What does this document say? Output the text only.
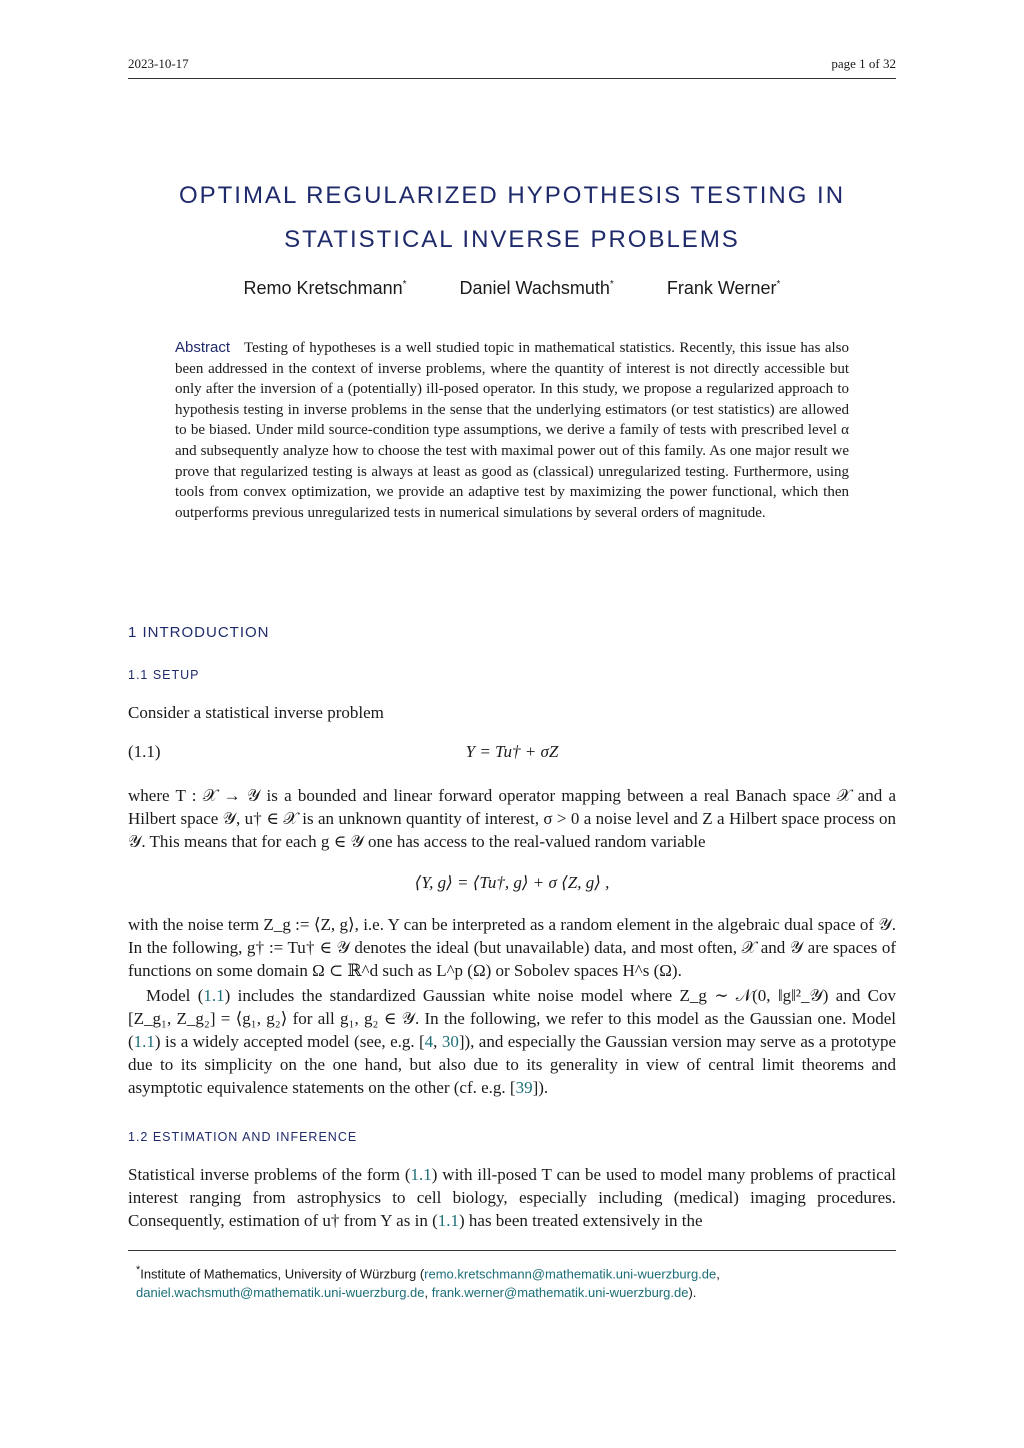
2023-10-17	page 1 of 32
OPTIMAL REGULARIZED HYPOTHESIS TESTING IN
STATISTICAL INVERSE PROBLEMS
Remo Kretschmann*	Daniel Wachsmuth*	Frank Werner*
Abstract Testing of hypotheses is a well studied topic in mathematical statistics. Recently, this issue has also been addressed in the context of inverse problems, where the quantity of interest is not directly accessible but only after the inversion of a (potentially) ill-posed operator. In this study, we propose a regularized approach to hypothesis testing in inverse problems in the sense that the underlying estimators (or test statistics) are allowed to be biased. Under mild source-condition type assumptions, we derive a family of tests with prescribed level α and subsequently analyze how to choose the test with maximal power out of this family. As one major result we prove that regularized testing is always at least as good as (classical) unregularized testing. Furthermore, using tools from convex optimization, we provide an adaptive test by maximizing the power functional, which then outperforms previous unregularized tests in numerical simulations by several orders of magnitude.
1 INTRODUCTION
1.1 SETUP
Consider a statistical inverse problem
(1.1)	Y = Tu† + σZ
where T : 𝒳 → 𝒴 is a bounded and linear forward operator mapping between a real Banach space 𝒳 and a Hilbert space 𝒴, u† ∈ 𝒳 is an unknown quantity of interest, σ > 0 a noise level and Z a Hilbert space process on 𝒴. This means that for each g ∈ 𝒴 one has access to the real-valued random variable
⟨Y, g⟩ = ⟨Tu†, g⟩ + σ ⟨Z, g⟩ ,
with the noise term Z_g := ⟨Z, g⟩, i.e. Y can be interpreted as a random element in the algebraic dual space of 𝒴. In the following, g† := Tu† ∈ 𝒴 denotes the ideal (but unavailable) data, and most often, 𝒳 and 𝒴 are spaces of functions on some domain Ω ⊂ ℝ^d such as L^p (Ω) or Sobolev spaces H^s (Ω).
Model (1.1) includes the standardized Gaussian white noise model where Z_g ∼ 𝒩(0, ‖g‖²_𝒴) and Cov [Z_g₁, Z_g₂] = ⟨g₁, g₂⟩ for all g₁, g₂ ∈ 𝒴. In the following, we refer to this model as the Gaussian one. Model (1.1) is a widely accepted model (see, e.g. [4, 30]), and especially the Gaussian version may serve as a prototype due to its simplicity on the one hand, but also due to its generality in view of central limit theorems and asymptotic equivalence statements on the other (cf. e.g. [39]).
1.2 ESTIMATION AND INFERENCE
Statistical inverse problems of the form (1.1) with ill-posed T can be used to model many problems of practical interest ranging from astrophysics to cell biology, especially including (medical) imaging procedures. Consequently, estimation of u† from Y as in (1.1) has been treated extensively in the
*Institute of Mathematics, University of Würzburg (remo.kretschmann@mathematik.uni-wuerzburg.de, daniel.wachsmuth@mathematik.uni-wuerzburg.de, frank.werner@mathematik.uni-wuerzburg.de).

...

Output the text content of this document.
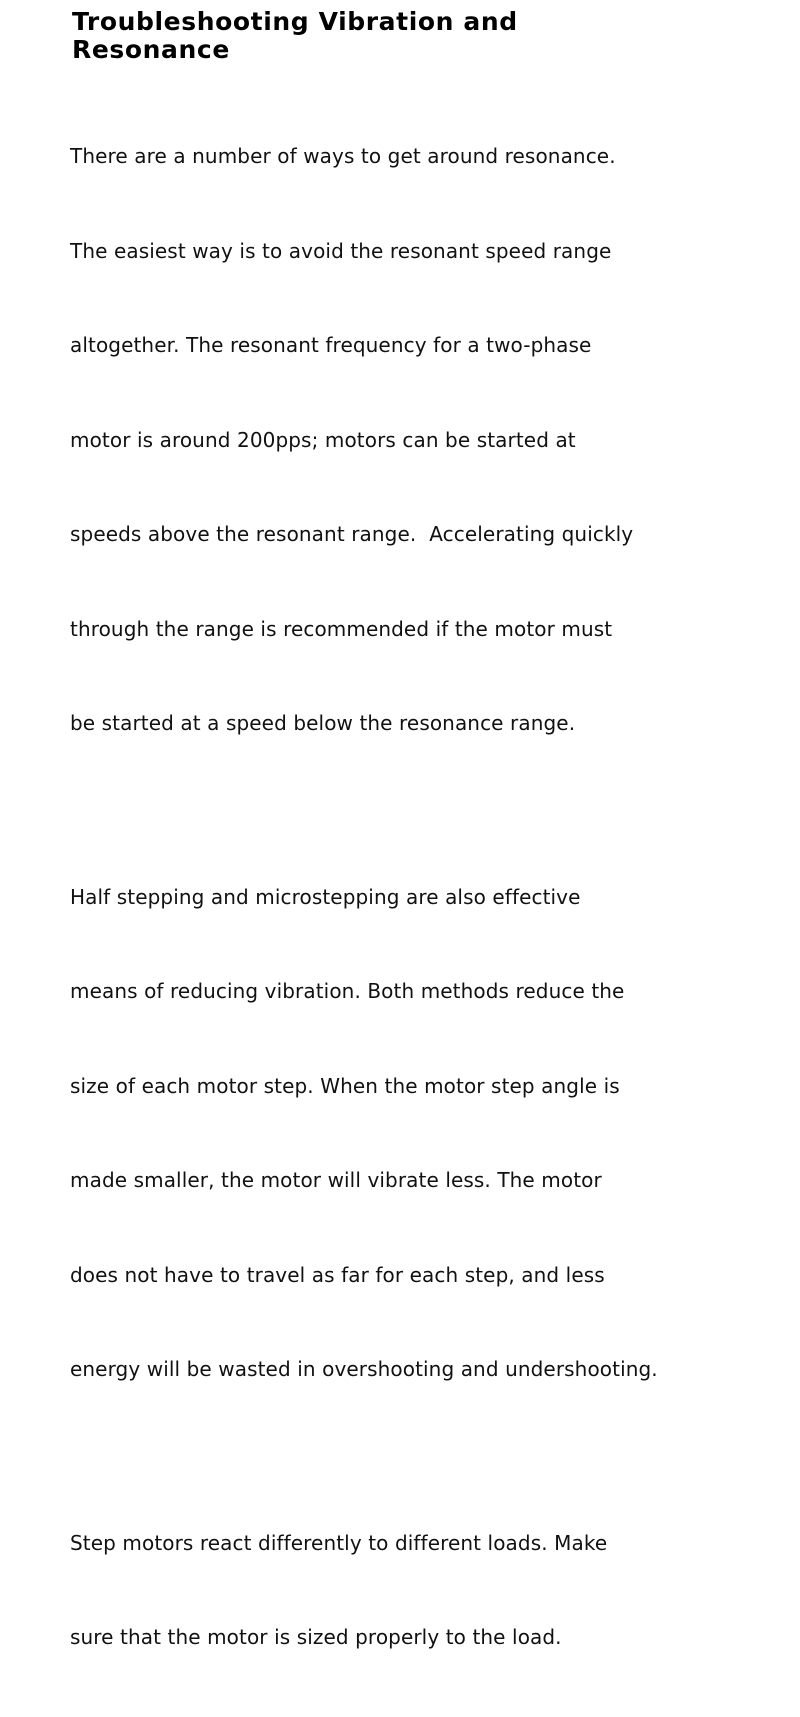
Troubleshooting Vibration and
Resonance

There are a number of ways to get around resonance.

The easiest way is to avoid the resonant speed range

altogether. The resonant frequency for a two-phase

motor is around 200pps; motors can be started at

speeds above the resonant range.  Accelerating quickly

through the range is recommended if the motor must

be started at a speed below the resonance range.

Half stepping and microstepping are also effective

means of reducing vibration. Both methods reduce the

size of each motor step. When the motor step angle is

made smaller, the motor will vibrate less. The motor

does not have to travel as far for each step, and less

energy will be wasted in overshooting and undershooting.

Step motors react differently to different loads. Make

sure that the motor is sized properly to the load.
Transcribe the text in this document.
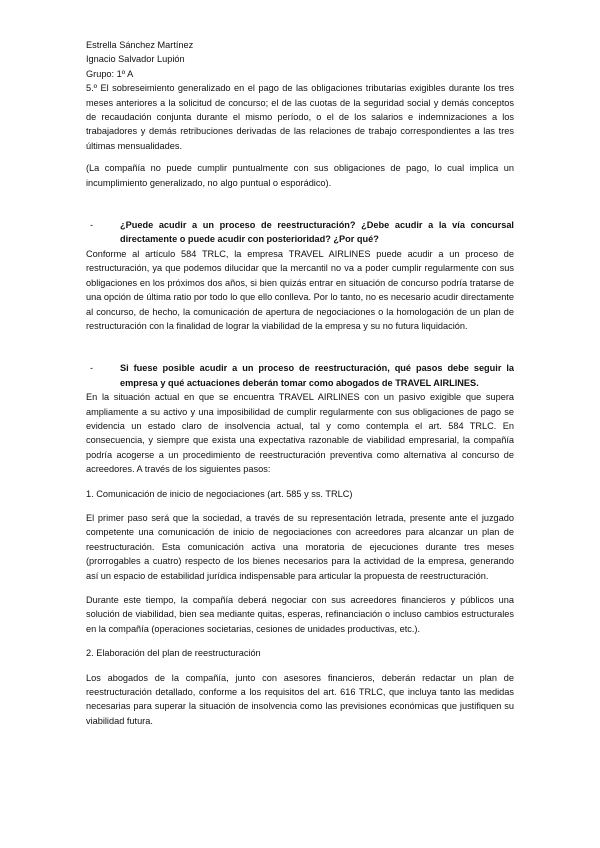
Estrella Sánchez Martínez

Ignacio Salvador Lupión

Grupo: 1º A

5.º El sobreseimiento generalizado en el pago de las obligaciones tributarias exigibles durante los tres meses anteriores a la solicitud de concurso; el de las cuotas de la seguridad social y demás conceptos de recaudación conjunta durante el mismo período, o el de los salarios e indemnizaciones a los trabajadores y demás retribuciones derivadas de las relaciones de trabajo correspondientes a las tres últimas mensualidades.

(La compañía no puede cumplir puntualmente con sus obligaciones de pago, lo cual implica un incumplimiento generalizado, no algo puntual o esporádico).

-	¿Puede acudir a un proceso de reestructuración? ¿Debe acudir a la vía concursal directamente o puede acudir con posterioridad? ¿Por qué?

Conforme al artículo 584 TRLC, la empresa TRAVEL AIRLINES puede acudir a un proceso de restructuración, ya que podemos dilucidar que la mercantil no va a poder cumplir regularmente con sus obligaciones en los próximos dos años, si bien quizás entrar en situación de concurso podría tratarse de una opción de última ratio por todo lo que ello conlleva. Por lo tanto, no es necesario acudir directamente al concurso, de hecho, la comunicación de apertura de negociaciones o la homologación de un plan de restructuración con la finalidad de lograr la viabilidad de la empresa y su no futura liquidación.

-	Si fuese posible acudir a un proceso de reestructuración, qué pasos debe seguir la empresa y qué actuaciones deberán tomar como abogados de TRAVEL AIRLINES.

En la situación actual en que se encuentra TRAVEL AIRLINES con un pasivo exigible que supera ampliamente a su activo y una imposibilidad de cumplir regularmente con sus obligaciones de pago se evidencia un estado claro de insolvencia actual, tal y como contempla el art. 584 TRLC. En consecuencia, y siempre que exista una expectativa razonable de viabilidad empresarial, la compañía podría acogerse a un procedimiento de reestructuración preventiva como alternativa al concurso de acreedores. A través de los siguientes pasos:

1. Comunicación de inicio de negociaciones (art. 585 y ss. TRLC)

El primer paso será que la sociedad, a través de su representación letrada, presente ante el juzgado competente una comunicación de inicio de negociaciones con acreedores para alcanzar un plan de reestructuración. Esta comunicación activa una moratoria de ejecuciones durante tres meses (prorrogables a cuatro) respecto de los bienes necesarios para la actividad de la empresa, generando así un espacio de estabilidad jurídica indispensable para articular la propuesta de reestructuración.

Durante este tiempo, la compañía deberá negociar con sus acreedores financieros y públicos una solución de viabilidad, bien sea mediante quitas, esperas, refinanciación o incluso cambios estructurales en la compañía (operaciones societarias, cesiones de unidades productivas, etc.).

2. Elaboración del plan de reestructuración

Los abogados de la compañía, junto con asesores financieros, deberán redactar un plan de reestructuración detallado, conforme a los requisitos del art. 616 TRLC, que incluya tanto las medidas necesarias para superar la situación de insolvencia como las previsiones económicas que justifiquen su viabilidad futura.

**What is expected**
Search the entries for the word "space", then gather every line that has it.

**Worked solution**
where T : 𝒳 → 𝒴 is a bounded and linear forward operator mapping between a real Banach space 𝒳 and a Hilbert space 𝒴, u† ∈ 𝒳 is an unknown quantity of interest, σ > 0 a noise level and Z a Hilbert space process on 𝒴. This means that for each g ∈ 𝒴 one has access to the real-valued random variable
with the noise term Z_g := ⟨Z, g⟩, i.e. Y can be interpreted as a random element in the algebraic dual space of 𝒴. In the following, g† := Tu† ∈ 𝒴 denotes the ideal (but unavailable) data, and most often, 𝒳 and 𝒴 are spaces of functions on some domain Ω ⊂ ℝ^d such as L^p (Ω) or Sobolev spaces H^s (Ω).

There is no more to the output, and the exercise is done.